Stored records:
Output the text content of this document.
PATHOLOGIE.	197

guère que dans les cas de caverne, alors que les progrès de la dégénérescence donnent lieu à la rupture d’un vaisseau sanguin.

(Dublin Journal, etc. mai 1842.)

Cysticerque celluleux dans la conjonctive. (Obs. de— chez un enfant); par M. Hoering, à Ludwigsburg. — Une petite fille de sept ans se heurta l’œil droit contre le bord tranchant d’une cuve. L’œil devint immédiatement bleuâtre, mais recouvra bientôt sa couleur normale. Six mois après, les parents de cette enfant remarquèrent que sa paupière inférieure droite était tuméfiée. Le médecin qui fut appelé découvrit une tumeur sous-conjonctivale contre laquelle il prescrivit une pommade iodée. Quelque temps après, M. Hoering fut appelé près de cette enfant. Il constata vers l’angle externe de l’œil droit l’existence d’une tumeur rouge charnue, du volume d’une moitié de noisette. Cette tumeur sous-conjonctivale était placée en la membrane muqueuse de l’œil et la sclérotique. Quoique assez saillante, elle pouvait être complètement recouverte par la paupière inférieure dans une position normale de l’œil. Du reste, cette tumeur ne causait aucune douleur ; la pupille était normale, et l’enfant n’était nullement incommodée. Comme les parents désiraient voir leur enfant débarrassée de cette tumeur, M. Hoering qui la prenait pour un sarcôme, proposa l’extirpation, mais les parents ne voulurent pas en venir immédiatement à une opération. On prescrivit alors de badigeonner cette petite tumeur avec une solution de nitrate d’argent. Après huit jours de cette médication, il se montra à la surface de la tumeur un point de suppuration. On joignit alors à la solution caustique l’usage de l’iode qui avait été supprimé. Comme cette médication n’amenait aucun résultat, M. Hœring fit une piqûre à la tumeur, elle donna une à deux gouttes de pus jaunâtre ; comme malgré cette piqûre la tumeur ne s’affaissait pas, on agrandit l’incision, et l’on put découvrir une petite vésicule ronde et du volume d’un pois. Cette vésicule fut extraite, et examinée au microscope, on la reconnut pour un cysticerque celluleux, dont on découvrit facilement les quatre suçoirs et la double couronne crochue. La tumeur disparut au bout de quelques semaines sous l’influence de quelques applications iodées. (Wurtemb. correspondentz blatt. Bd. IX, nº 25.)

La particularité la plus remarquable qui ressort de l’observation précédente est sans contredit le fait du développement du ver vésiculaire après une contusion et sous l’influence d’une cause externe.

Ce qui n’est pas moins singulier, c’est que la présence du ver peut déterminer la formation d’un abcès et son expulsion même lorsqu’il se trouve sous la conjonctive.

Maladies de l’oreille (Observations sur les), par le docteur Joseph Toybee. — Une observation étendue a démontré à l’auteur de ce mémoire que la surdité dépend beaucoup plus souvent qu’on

What is being asked: Repeat each record in full; every line must match exactly.

Answer to this problem:
Output the text content of this document.
PATHOLOGIE.	197

guère que dans les cas de caverne, alors que les progrès de la dégénérescence donnent lieu à la rupture d’un vaisseau sanguin.

(Dublin Journal, etc. mai 1842.)

Cysticerque celluleux dans la conjonctive. (Obs. de— chez un enfant); par M. Hoering, à Ludwigsburg. — Une petite fille de sept ans se heurta l’œil droit contre le bord tranchant d’une cuve. L’œil devint immédiatement bleuâtre, mais recouvra bientôt sa couleur normale. Six mois après, les parents de cette enfant remarquèrent que sa paupière inférieure droite était tuméfiée. Le médecin qui fut appelé découvrit une tumeur sous-conjonctivale contre laquelle il prescrivit une pommade iodée. Quelque temps après, M. Hoering fut appelé près de cette enfant. Il constata vers l’angle externe de l’œil droit l’existence d’une tumeur rouge charnue, du volume d’une moitié de noisette. Cette tumeur sous-conjonctivale était placée en la membrane muqueuse de l’œil et la sclérotique. Quoique assez saillante, elle pouvait être complètement recouverte par la paupière inférieure dans une position normale de l’œil. Du reste, cette tumeur ne causait aucune douleur ; la pupille était normale, et l’enfant n’était nullement incommodée. Comme les parents désiraient voir leur enfant débarrassée de cette tumeur, M. Hoering qui la prenait pour un sarcôme, proposa l’extirpation, mais les parents ne voulurent pas en venir immédiatement à une opération. On prescrivit alors de badigeonner cette petite tumeur avec une solution de nitrate d’argent. Après huit jours de cette médication, il se montra à la surface de la tumeur un point de suppuration. On joignit alors à la solution caustique l’usage de l’iode qui avait été supprimé. Comme cette médication n’amenait aucun résultat, M. Hœring fit une piqûre à la tumeur, elle donna une à deux gouttes de pus jaunâtre ; comme malgré cette piqûre la tumeur ne s’affaissait pas, on agrandit l’incision, et l’on put découvrir une petite vésicule ronde et du volume d’un pois. Cette vésicule fut extraite, et examinée au microscope, on la reconnut pour un cysticerque celluleux, dont on découvrit facilement les quatre suçoirs et la double couronne crochue. La tumeur disparut au bout de quelques semaines sous l’influence de quelques applications iodées. (Wurtemb. correspondentz blatt. Bd. IX, nº 25.)

La particularité la plus remarquable qui ressort de l’observation précédente est sans contredit le fait du développement du ver vésiculaire après une contusion et sous l’influence d’une cause externe.

Ce qui n’est pas moins singulier, c’est que la présence du ver peut déterminer la formation d’un abcès et son expulsion même lorsqu’il se trouve sous la conjonctive.

Maladies de l’oreille (Observations sur les), par le docteur Joseph Toybee. — Une observation étendue a démontré à l’auteur de ce mémoire que la surdité dépend beaucoup plus souvent qu’on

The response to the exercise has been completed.